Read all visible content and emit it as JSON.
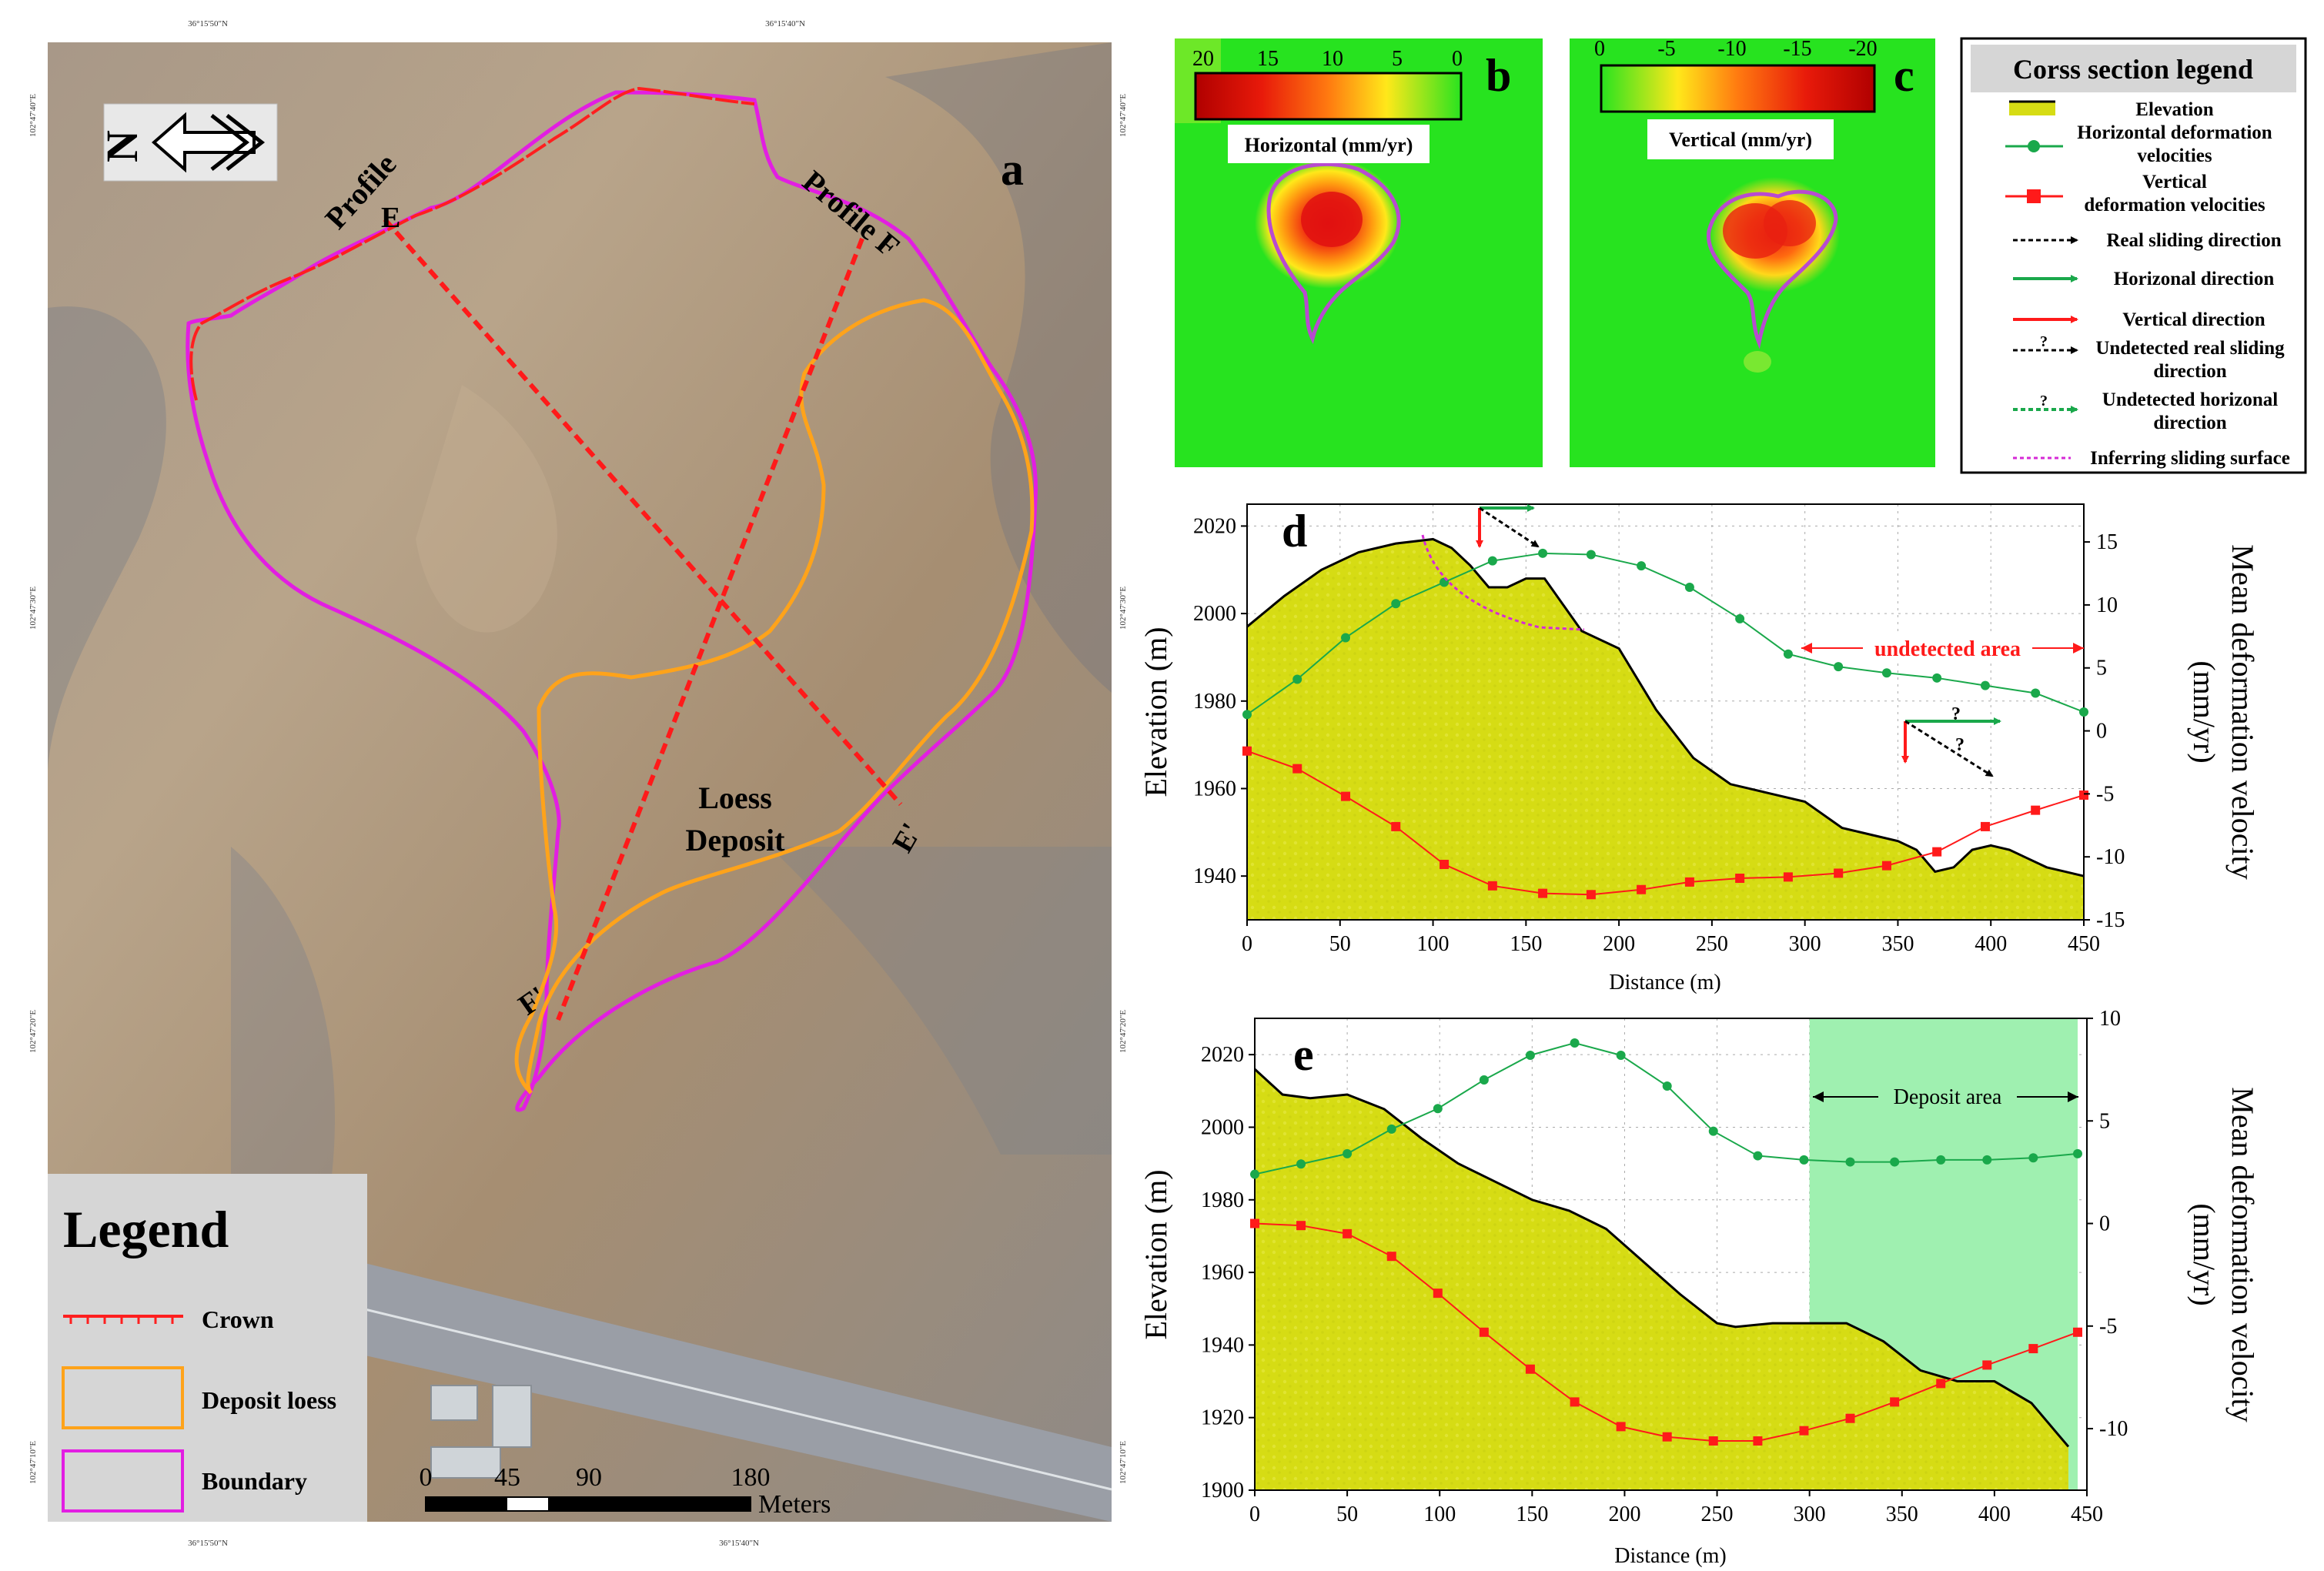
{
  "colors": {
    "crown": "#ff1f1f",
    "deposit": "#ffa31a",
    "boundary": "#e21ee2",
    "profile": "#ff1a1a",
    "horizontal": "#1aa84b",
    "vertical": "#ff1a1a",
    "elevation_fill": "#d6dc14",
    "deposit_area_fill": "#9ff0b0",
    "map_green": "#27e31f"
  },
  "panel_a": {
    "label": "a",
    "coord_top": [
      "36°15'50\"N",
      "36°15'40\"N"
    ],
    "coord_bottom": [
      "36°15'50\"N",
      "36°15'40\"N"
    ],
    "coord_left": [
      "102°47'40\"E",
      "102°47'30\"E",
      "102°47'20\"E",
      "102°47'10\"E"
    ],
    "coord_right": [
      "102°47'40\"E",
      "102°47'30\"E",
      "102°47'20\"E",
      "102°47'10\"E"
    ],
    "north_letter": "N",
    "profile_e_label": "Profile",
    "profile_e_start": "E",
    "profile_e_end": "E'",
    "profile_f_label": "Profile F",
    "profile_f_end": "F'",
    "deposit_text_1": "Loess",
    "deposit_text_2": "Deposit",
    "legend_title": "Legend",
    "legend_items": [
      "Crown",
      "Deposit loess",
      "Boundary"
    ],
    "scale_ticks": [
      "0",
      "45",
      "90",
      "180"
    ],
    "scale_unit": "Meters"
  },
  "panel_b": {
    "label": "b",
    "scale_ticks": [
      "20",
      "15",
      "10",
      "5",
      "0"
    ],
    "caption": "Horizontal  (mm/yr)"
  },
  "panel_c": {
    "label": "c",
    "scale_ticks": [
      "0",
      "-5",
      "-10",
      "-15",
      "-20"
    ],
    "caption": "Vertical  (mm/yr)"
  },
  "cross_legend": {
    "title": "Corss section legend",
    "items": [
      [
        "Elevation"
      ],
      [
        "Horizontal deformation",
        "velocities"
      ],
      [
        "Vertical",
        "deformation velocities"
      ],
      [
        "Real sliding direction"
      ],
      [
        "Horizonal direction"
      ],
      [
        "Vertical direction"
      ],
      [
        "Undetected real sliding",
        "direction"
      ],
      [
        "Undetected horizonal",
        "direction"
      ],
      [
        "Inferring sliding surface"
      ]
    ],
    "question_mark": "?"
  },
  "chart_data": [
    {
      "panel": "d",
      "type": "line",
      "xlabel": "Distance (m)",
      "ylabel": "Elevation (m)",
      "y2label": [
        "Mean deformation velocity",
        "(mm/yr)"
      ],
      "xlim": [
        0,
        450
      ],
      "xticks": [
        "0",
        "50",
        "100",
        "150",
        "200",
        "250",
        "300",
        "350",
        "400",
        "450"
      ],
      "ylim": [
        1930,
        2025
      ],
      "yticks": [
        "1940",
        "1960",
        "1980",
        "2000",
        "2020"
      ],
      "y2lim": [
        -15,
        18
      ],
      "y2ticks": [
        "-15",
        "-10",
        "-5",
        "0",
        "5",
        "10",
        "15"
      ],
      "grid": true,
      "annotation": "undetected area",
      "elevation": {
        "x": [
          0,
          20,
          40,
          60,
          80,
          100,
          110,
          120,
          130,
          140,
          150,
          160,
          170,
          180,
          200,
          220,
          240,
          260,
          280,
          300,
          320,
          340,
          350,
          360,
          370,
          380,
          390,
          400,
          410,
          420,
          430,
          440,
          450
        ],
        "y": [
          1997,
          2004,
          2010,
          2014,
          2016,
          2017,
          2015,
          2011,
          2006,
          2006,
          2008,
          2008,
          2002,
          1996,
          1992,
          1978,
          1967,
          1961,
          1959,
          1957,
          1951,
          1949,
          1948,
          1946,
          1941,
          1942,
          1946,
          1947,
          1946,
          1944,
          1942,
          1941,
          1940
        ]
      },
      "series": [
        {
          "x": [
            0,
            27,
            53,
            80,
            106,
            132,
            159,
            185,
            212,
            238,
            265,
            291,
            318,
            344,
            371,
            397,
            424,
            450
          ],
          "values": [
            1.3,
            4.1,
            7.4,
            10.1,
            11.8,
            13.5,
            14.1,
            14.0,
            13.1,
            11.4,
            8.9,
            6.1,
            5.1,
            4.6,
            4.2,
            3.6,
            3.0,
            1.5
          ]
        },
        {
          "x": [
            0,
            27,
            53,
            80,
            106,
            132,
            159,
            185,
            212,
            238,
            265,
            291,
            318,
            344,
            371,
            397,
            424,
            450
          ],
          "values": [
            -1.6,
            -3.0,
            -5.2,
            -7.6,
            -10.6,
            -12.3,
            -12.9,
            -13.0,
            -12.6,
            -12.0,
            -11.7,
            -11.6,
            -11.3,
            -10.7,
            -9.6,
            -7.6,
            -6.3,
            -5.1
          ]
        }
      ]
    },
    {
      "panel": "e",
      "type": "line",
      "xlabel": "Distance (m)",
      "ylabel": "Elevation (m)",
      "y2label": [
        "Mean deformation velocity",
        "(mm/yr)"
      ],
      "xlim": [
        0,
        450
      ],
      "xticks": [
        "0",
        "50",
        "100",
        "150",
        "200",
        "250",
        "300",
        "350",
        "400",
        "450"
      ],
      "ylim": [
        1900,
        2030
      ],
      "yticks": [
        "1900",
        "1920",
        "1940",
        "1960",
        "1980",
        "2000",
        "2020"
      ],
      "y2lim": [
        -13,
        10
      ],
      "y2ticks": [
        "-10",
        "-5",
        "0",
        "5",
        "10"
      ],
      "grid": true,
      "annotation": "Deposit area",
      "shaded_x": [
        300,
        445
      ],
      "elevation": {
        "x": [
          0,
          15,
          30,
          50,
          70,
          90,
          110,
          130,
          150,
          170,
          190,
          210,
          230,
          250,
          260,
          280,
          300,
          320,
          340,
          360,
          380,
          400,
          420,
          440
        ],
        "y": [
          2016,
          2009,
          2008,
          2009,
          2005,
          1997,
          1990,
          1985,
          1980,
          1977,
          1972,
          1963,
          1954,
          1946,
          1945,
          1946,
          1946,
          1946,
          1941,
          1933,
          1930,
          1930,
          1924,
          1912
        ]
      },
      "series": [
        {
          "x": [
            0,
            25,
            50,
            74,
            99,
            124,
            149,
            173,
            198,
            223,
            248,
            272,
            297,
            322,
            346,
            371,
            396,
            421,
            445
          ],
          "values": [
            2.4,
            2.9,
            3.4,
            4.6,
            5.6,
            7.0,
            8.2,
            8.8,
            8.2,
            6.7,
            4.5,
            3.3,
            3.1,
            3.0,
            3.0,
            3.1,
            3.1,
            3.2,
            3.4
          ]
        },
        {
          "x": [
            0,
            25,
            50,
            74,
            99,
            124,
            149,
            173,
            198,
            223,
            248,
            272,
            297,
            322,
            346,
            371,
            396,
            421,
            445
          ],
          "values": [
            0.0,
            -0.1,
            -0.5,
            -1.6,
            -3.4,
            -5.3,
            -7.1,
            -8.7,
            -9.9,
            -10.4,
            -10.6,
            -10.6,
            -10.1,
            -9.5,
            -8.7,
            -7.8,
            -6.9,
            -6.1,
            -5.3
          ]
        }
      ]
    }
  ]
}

> GOAL OF THE EXERCISE:
Transcribe the material exactly, leaving every picture out.

> EXPECTED ANSWER:
Read all visible content and emit it as JSON.
{
  "colors": {
    "crown": "#ff1f1f",
    "deposit": "#ffa31a",
    "boundary": "#e21ee2",
    "profile": "#ff1a1a",
    "horizontal": "#1aa84b",
    "vertical": "#ff1a1a",
    "elevation_fill": "#d6dc14",
    "deposit_area_fill": "#9ff0b0",
    "map_green": "#27e31f"
  },
  "panel_a": {
    "label": "a",
    "coord_top": [
      "36°15'50\"N",
      "36°15'40\"N"
    ],
    "coord_bottom": [
      "36°15'50\"N",
      "36°15'40\"N"
    ],
    "coord_left": [
      "102°47'40\"E",
      "102°47'30\"E",
      "102°47'20\"E",
      "102°47'10\"E"
    ],
    "coord_right": [
      "102°47'40\"E",
      "102°47'30\"E",
      "102°47'20\"E",
      "102°47'10\"E"
    ],
    "north_letter": "N",
    "profile_e_label": "Profile",
    "profile_e_start": "E",
    "profile_e_end": "E'",
    "profile_f_label": "Profile F",
    "profile_f_end": "F'",
    "deposit_text_1": "Loess",
    "deposit_text_2": "Deposit",
    "legend_title": "Legend",
    "legend_items": [
      "Crown",
      "Deposit loess",
      "Boundary"
    ],
    "scale_ticks": [
      "0",
      "45",
      "90",
      "180"
    ],
    "scale_unit": "Meters"
  },
  "panel_b": {
    "label": "b",
    "scale_ticks": [
      "20",
      "15",
      "10",
      "5",
      "0"
    ],
    "caption": "Horizontal  (mm/yr)"
  },
  "panel_c": {
    "label": "c",
    "scale_ticks": [
      "0",
      "-5",
      "-10",
      "-15",
      "-20"
    ],
    "caption": "Vertical  (mm/yr)"
  },
  "cross_legend": {
    "title": "Corss section legend",
    "items": [
      [
        "Elevation"
      ],
      [
        "Horizontal deformation",
        "velocities"
      ],
      [
        "Vertical",
        "deformation velocities"
      ],
      [
        "Real sliding direction"
      ],
      [
        "Horizonal direction"
      ],
      [
        "Vertical direction"
      ],
      [
        "Undetected real sliding",
        "direction"
      ],
      [
        "Undetected horizonal",
        "direction"
      ],
      [
        "Inferring sliding surface"
      ]
    ],
    "question_mark": "?"
  },
  "chart_data": [
    {
      "panel": "d",
      "type": "line",
      "xlabel": "Distance (m)",
      "ylabel": "Elevation (m)",
      "y2label": [
        "Mean deformation velocity",
        "(mm/yr)"
      ],
      "xlim": [
        0,
        450
      ],
      "xticks": [
        "0",
        "50",
        "100",
        "150",
        "200",
        "250",
        "300",
        "350",
        "400",
        "450"
      ],
      "ylim": [
        1930,
        2025
      ],
      "yticks": [
        "1940",
        "1960",
        "1980",
        "2000",
        "2020"
      ],
      "y2lim": [
        -15,
        18
      ],
      "y2ticks": [
        "-15",
        "-10",
        "-5",
        "0",
        "5",
        "10",
        "15"
      ],
      "grid": true,
      "annotation": "undetected area",
      "elevation": {
        "x": [
          0,
          20,
          40,
          60,
          80,
          100,
          110,
          120,
          130,
          140,
          150,
          160,
          170,
          180,
          200,
          220,
          240,
          260,
          280,
          300,
          320,
          340,
          350,
          360,
          370,
          380,
          390,
          400,
          410,
          420,
          430,
          440,
          450
        ],
        "y": [
          1997,
          2004,
          2010,
          2014,
          2016,
          2017,
          2015,
          2011,
          2006,
          2006,
          2008,
          2008,
          2002,
          1996,
          1992,
          1978,
          1967,
          1961,
          1959,
          1957,
          1951,
          1949,
          1948,
          1946,
          1941,
          1942,
          1946,
          1947,
          1946,
          1944,
          1942,
          1941,
          1940
        ]
      },
      "series": [
        {
          "x": [
            0,
            27,
            53,
            80,
            106,
            132,
            159,
            185,
            212,
            238,
            265,
            291,
            318,
            344,
            371,
            397,
            424,
            450
          ],
          "values": [
            1.3,
            4.1,
            7.4,
            10.1,
            11.8,
            13.5,
            14.1,
            14.0,
            13.1,
            11.4,
            8.9,
            6.1,
            5.1,
            4.6,
            4.2,
            3.6,
            3.0,
            1.5
          ]
        },
        {
          "x": [
            0,
            27,
            53,
            80,
            106,
            132,
            159,
            185,
            212,
            238,
            265,
            291,
            318,
            344,
            371,
            397,
            424,
            450
          ],
          "values": [
            -1.6,
            -3.0,
            -5.2,
            -7.6,
            -10.6,
            -12.3,
            -12.9,
            -13.0,
            -12.6,
            -12.0,
            -11.7,
            -11.6,
            -11.3,
            -10.7,
            -9.6,
            -7.6,
            -6.3,
            -5.1
          ]
        }
      ]
    },
    {
      "panel": "e",
      "type": "line",
      "xlabel": "Distance (m)",
      "ylabel": "Elevation (m)",
      "y2label": [
        "Mean deformation velocity",
        "(mm/yr)"
      ],
      "xlim": [
        0,
        450
      ],
      "xticks": [
        "0",
        "50",
        "100",
        "150",
        "200",
        "250",
        "300",
        "350",
        "400",
        "450"
      ],
      "ylim": [
        1900,
        2030
      ],
      "yticks": [
        "1900",
        "1920",
        "1940",
        "1960",
        "1980",
        "2000",
        "2020"
      ],
      "y2lim": [
        -13,
        10
      ],
      "y2ticks": [
        "-10",
        "-5",
        "0",
        "5",
        "10"
      ],
      "grid": true,
      "annotation": "Deposit area",
      "shaded_x": [
        300,
        445
      ],
      "elevation": {
        "x": [
          0,
          15,
          30,
          50,
          70,
          90,
          110,
          130,
          150,
          170,
          190,
          210,
          230,
          250,
          260,
          280,
          300,
          320,
          340,
          360,
          380,
          400,
          420,
          440
        ],
        "y": [
          2016,
          2009,
          2008,
          2009,
          2005,
          1997,
          1990,
          1985,
          1980,
          1977,
          1972,
          1963,
          1954,
          1946,
          1945,
          1946,
          1946,
          1946,
          1941,
          1933,
          1930,
          1930,
          1924,
          1912
        ]
      },
      "series": [
        {
          "x": [
            0,
            25,
            50,
            74,
            99,
            124,
            149,
            173,
            198,
            223,
            248,
            272,
            297,
            322,
            346,
            371,
            396,
            421,
            445
          ],
          "values": [
            2.4,
            2.9,
            3.4,
            4.6,
            5.6,
            7.0,
            8.2,
            8.8,
            8.2,
            6.7,
            4.5,
            3.3,
            3.1,
            3.0,
            3.0,
            3.1,
            3.1,
            3.2,
            3.4
          ]
        },
        {
          "x": [
            0,
            25,
            50,
            74,
            99,
            124,
            149,
            173,
            198,
            223,
            248,
            272,
            297,
            322,
            346,
            371,
            396,
            421,
            445
          ],
          "values": [
            0.0,
            -0.1,
            -0.5,
            -1.6,
            -3.4,
            -5.3,
            -7.1,
            -8.7,
            -9.9,
            -10.4,
            -10.6,
            -10.6,
            -10.1,
            -9.5,
            -8.7,
            -7.8,
            -6.9,
            -6.1,
            -5.3
          ]
        }
      ]
    }
  ]
}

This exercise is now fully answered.